Work to do =
Will you transcribe all the entries word for word, skipping the pictures they hold?
_____
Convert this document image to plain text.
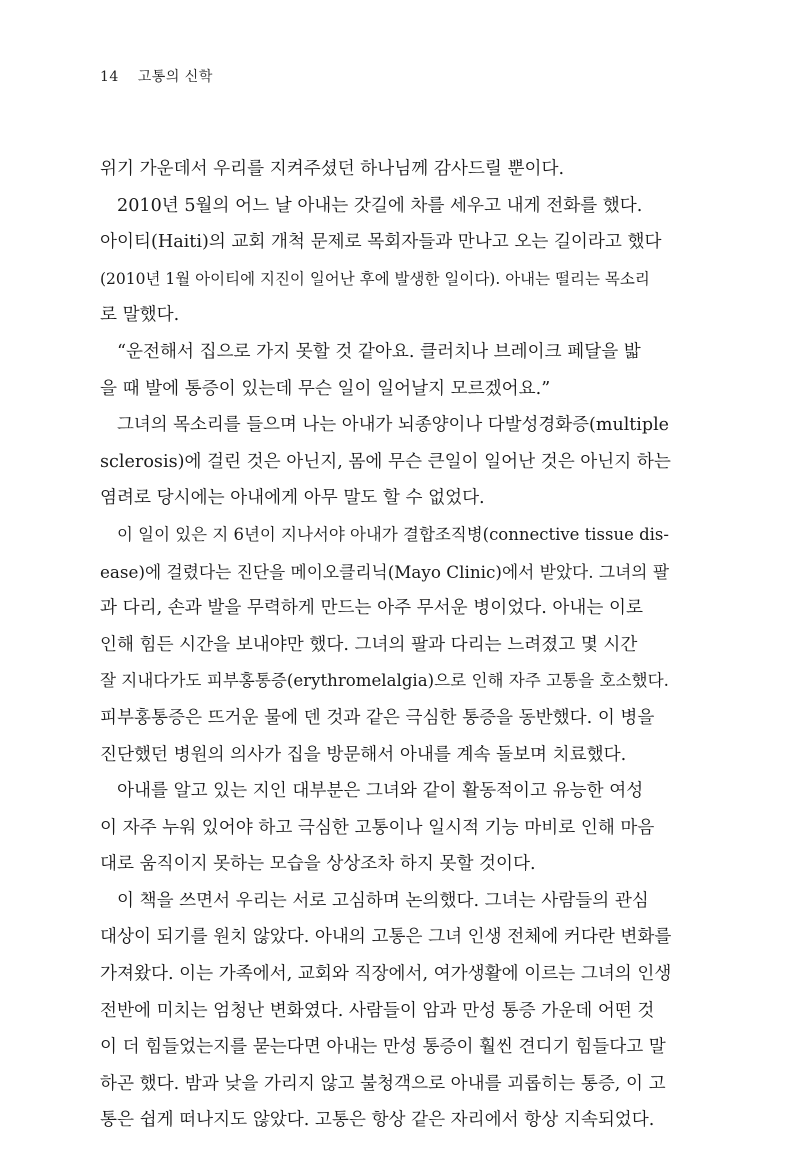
14 고통의 신학
위기 가운데서 우리를 지켜주셨던 하나님께 감사드릴 뿐이다.
2010년 5월의 어느 날 아내는 갓길에 차를 세우고 내게 전화를 했다.
아이티(Haiti)의 교회 개척 문제로 목회자들과 만나고 오는 길이라고 했다
(2010년 1월 아이티에 지진이 일어난 후에 발생한 일이다). 아내는 떨리는 목소리
로 말했다.
“운전해서 집으로 가지 못할 것 같아요. 클러치나 브레이크 페달을 밟
을 때 발에 통증이 있는데 무슨 일이 일어날지 모르겠어요.”
그녀의 목소리를 들으며 나는 아내가 뇌종양이나 다발성경화증(multiple
sclerosis)에 걸린 것은 아닌지, 몸에 무슨 큰일이 일어난 것은 아닌지 하는
염려로 당시에는 아내에게 아무 말도 할 수 없었다.
이 일이 있은 지 6년이 지나서야 아내가 결합조직병(connective tissue dis-
ease)에 걸렸다는 진단을 메이오클리닉(Mayo Clinic)에서 받았다. 그녀의 팔
과 다리, 손과 발을 무력하게 만드는 아주 무서운 병이었다. 아내는 이로
인해 힘든 시간을 보내야만 했다. 그녀의 팔과 다리는 느려졌고 몇 시간
잘 지내다가도 피부홍통증(erythromelalgia)으로 인해 자주 고통을 호소했다.
피부홍통증은 뜨거운 물에 덴 것과 같은 극심한 통증을 동반했다. 이 병을
진단했던 병원의 의사가 집을 방문해서 아내를 계속 돌보며 치료했다.
아내를 알고 있는 지인 대부분은 그녀와 같이 활동적이고 유능한 여성
이 자주 누워 있어야 하고 극심한 고통이나 일시적 기능 마비로 인해 마음
대로 움직이지 못하는 모습을 상상조차 하지 못할 것이다.
이 책을 쓰면서 우리는 서로 고심하며 논의했다. 그녀는 사람들의 관심
대상이 되기를 원치 않았다. 아내의 고통은 그녀 인생 전체에 커다란 변화를
가져왔다. 이는 가족에서, 교회와 직장에서, 여가생활에 이르는 그녀의 인생
전반에 미치는 엄청난 변화였다. 사람들이 암과 만성 통증 가운데 어떤 것
이 더 힘들었는지를 묻는다면 아내는 만성 통증이 훨씬 견디기 힘들다고 말
하곤 했다. 밤과 낮을 가리지 않고 불청객으로 아내를 괴롭히는 통증, 이 고
통은 쉽게 떠나지도 않았다. 고통은 항상 같은 자리에서 항상 지속되었다.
_____
Answer to the task =
Convert this document image to plain text.
14 고통의 신학
위기 가운데서 우리를 지켜주셨던 하나님께 감사드릴 뿐이다.
2010년 5월의 어느 날 아내는 갓길에 차를 세우고 내게 전화를 했다.
아이티(Haiti)의 교회 개척 문제로 목회자들과 만나고 오는 길이라고 했다
(2010년 1월 아이티에 지진이 일어난 후에 발생한 일이다). 아내는 떨리는 목소리
로 말했다.
“운전해서 집으로 가지 못할 것 같아요. 클러치나 브레이크 페달을 밟
을 때 발에 통증이 있는데 무슨 일이 일어날지 모르겠어요.”
그녀의 목소리를 들으며 나는 아내가 뇌종양이나 다발성경화증(multiple
sclerosis)에 걸린 것은 아닌지, 몸에 무슨 큰일이 일어난 것은 아닌지 하는
염려로 당시에는 아내에게 아무 말도 할 수 없었다.
이 일이 있은 지 6년이 지나서야 아내가 결합조직병(connective tissue dis-
ease)에 걸렸다는 진단을 메이오클리닉(Mayo Clinic)에서 받았다. 그녀의 팔
과 다리, 손과 발을 무력하게 만드는 아주 무서운 병이었다. 아내는 이로
인해 힘든 시간을 보내야만 했다. 그녀의 팔과 다리는 느려졌고 몇 시간
잘 지내다가도 피부홍통증(erythromelalgia)으로 인해 자주 고통을 호소했다.
피부홍통증은 뜨거운 물에 덴 것과 같은 극심한 통증을 동반했다. 이 병을
진단했던 병원의 의사가 집을 방문해서 아내를 계속 돌보며 치료했다.
아내를 알고 있는 지인 대부분은 그녀와 같이 활동적이고 유능한 여성
이 자주 누워 있어야 하고 극심한 고통이나 일시적 기능 마비로 인해 마음
대로 움직이지 못하는 모습을 상상조차 하지 못할 것이다.
이 책을 쓰면서 우리는 서로 고심하며 논의했다. 그녀는 사람들의 관심
대상이 되기를 원치 않았다. 아내의 고통은 그녀 인생 전체에 커다란 변화를
가져왔다. 이는 가족에서, 교회와 직장에서, 여가생활에 이르는 그녀의 인생
전반에 미치는 엄청난 변화였다. 사람들이 암과 만성 통증 가운데 어떤 것
이 더 힘들었는지를 묻는다면 아내는 만성 통증이 훨씬 견디기 힘들다고 말
하곤 했다. 밤과 낮을 가리지 않고 불청객으로 아내를 괴롭히는 통증, 이 고
통은 쉽게 떠나지도 않았다. 고통은 항상 같은 자리에서 항상 지속되었다.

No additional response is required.